练习题目
1: 从网页正文中摘出一段原文：从含有"- 普通表达式,运算符在中间,也称中缀表达式,如: 8+3*4, (2+3)*9"的那几个字开始，到"缀)表达式则不需要括号!!!"结束。
2: 根据网页正文，判断下列说法是否相符，每条答"是"或"否"，并原样引出起决定作用的原文：
(a) 波兰表达式也称后缀表达式。
(b) 同级别的运算先算左侧。
(c) 逆波兰表达式求值时，读到数字就入栈。
3: 就网页正文回答下列问题：
(a) 文中只用了哪几种运算符？
(b) 8+3*4 转换为逆波兰表达式后是什么？
(c) 逆波兰表达式求值时按什么方向读取表达式？

网页正文

++++

C语言之波兰表达式、逆波兰表达式和普通表达式
C语言之表达式、波兰表达式、逆波兰表达式
表达式的格式
- 这里只用双目运算符加+、减-、乘*、除/和一位数0-9,这样更简单便于理解!
- 普通表达式,运算符在中间,也称中缀表达式,如: 8+3*4, (2+3)*9
- 波兰表达式,运算符在前面,也称前缀表达式,如: +8*34, *+239
- 逆波兰表达式,运算符在后面,也称后缀表达式,如: 834*+, 23+9*
- 普通(中缀)表达式需要圆括号,波兰(前缀)表达式和逆波兰(后缀)表达式则不需要括号!!!
普通表达式的运算规则
- 圆括号优先,先算括号内的表达式;
- 乘除运算优先于加减运算,也就是说乘除运算的优先级高于加减运算;
- 同级别的运算,先算左侧,再算右侧;
表达式的转换
- 普通表达式转换为波兰表达式过程如下所示:
8+3*4 | (2+3)*9
a = 3*4 | a = 2+3
a = *34 | a = +23
8+a | a*9
+8a | *a9
+8*34 | *+239
- 普通表达式转换为逆波兰表达式过程如下所示:
8+3*4 | (2+3)*9
a = 3*4 | a = 2+3
a = 34* | a = 23+
8+a | a*9
8a+ | a9*
834*+ | 23+9*
逆波兰表达式的求值
- 逆波兰表达式更易于计算机理解,求值方法也更简单:
- 从左至右读取表达式
- 如果是数字,则入栈
- 如果是运算符,则从栈中弹出数字,运算,再将结果入栈
- 如此循环,最后栈底数字即为表达式的值,栈的状态如下所示:
rpn express : 45+7-
------------------------------------------
4 5 + 7 -
| | | | | | | | | | | | | |
| | |5| | | | | |7| | | | |
|4| |4| | | |9| |9| | | |2|
------------------------------------------
- 用字符数组模拟一个栈,求逆波兰表达式的值,代码如下:
/* filename : eval.c */
#include <stdio.h>
/* compile : gcc eval.c -o eval */
/* run : ./eval */
/* evalute rpn express */
char
eval_rpn (char *expr)
{
int rs = 0;
char buf[32] = {0};
char idx = 0, ip = 0;
char c = expr[idx];
while (c != 0)
{
switch (c)

++++

数据列表
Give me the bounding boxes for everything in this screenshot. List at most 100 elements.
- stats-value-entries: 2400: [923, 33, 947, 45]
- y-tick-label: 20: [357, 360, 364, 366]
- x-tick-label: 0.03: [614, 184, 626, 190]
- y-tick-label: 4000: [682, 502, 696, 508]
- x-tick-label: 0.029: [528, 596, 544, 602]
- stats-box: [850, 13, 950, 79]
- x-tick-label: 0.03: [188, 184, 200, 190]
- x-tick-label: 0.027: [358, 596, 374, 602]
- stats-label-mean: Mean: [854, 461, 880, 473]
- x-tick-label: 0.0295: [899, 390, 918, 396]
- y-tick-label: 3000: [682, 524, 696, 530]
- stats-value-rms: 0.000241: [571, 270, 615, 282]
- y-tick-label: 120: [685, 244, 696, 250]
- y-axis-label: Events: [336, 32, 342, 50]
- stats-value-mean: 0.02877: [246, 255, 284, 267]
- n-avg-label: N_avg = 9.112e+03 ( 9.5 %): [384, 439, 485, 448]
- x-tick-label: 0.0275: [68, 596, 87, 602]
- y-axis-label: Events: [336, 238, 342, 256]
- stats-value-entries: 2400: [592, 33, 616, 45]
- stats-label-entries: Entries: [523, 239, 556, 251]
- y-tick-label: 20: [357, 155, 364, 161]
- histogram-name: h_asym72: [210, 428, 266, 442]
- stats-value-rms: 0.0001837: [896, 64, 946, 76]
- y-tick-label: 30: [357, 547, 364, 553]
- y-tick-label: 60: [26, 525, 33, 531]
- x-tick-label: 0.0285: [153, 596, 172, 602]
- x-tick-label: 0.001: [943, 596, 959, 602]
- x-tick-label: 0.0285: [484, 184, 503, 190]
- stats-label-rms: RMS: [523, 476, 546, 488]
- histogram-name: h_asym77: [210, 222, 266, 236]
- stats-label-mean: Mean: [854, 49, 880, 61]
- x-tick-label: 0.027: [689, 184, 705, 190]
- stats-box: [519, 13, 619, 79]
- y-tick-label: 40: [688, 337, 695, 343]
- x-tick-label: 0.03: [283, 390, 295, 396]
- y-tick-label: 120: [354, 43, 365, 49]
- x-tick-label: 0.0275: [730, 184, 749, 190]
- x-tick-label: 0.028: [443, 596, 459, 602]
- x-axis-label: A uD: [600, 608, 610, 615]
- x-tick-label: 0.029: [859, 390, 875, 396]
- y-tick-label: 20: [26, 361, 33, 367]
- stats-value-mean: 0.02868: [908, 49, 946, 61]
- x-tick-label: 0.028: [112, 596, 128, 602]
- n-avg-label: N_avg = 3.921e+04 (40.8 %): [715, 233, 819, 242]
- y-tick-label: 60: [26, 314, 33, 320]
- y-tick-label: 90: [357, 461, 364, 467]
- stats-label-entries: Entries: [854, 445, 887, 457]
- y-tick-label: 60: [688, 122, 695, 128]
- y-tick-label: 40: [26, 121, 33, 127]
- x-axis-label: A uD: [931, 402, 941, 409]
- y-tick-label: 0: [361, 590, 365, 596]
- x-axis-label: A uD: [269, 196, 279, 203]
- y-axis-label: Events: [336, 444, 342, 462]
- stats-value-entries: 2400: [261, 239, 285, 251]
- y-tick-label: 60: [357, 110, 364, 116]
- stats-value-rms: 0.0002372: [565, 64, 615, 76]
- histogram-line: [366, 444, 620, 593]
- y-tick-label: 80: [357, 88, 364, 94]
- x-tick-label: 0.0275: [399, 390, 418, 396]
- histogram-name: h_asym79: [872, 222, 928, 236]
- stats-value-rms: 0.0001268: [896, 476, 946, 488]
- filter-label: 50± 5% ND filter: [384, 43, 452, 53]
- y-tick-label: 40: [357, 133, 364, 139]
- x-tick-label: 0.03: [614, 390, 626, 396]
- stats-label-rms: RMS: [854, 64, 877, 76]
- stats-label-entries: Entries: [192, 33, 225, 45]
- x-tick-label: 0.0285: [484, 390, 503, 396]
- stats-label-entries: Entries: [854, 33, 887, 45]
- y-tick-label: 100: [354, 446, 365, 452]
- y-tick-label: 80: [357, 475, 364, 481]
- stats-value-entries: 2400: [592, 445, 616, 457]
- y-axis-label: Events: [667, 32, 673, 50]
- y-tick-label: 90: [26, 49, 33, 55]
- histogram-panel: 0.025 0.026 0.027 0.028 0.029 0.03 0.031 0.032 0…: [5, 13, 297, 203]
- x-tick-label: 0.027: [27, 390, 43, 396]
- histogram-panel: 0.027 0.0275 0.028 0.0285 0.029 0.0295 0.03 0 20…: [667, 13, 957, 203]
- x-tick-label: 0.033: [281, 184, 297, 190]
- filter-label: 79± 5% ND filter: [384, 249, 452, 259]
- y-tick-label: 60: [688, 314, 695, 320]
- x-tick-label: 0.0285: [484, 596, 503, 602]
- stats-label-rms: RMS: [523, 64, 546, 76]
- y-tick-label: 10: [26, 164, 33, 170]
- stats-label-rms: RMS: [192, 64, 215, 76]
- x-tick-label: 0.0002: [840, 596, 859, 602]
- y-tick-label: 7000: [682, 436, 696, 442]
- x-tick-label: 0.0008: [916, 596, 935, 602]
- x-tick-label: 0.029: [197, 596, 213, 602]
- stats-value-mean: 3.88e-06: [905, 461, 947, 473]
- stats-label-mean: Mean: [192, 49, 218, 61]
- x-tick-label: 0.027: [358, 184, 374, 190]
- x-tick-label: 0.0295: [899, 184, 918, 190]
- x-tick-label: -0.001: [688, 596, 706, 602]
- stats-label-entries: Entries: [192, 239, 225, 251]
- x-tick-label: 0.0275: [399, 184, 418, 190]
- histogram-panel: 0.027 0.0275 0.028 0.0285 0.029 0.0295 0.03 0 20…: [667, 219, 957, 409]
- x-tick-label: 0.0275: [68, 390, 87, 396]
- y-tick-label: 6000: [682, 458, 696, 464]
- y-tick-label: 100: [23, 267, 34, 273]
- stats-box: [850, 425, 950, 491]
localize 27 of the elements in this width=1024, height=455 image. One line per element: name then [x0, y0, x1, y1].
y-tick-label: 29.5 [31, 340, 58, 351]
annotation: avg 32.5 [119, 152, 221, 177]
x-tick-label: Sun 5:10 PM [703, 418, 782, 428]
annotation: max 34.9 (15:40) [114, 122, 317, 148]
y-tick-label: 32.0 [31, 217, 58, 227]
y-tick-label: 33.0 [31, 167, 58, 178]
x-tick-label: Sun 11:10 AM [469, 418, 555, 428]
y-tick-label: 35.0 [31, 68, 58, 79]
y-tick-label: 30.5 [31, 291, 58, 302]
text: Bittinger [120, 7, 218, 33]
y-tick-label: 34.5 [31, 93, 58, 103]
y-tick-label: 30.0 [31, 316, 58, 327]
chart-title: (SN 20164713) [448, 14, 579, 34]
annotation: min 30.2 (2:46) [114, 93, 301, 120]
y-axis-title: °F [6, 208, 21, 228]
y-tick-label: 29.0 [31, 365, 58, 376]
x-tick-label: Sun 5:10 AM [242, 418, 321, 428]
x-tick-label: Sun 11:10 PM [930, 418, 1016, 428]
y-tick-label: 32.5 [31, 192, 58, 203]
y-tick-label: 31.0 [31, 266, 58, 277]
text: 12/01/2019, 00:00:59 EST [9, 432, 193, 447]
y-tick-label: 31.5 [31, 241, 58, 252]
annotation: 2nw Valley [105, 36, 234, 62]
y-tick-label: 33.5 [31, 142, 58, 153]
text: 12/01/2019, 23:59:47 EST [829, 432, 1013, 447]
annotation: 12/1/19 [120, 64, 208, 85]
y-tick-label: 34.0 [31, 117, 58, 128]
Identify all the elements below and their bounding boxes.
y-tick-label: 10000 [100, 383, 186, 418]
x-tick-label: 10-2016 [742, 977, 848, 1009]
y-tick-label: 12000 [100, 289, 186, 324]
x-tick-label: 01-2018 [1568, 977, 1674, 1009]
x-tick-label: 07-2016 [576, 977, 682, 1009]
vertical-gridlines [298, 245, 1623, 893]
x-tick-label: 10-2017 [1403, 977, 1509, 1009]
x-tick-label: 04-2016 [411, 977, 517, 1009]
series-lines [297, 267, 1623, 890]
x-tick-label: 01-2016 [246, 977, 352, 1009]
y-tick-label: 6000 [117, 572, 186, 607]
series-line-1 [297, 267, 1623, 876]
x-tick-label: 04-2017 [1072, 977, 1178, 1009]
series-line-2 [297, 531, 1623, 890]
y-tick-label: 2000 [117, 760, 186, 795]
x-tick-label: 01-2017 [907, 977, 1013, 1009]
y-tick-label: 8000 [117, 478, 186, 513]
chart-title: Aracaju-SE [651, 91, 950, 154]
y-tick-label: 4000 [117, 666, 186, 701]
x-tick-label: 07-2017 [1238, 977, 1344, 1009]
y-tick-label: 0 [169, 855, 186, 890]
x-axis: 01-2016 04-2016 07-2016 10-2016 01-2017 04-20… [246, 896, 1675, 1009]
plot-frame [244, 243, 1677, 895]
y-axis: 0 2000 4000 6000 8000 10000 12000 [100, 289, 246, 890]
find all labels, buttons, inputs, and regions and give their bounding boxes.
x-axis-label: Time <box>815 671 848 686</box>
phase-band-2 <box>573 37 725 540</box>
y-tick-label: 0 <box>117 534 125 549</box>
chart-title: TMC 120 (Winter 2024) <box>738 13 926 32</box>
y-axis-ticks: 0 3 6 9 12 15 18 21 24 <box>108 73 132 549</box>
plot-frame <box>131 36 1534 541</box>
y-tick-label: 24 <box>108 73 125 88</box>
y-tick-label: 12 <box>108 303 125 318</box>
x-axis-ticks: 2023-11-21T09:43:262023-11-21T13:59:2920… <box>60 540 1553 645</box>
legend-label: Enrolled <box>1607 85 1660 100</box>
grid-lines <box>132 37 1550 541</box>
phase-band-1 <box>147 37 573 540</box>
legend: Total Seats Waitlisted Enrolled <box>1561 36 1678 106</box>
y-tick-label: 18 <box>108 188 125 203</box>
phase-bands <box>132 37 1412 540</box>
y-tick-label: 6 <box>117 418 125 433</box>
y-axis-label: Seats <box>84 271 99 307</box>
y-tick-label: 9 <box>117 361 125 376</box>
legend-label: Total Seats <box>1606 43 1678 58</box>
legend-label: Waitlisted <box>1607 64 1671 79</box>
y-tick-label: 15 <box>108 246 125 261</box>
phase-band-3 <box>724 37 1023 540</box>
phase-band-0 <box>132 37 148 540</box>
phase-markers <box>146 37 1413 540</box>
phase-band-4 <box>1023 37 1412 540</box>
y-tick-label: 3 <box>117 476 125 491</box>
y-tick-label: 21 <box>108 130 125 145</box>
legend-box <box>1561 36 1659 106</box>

++++

参考答案
1:
- 普通表达式,运算符在中间,也称中缀表达式,如: 8+3*4, (2+3)*9
- 波兰表达式,运算符在前面,也称前缀表达式,如: +8*34, *+239
- 逆波兰表达式,运算符在后面,也称后缀表达式,如: 834*+, 23+9*
- 普通(中缀)表达式需要圆括号,波兰(前缀)表达式和逆波兰(后缀)表达式则不需要括号!!!

2:
(a) 否。"波兰表达式,运算符在前面,也称前缀表达式"
(b) 是。"同级别的运算,先算左侧,再算右侧"
(c) 是。"如果是数字,则入栈"

3:
(a) 双目运算符加+、减-、乘*、除/。
(b) 834*+
(c) 从左至右。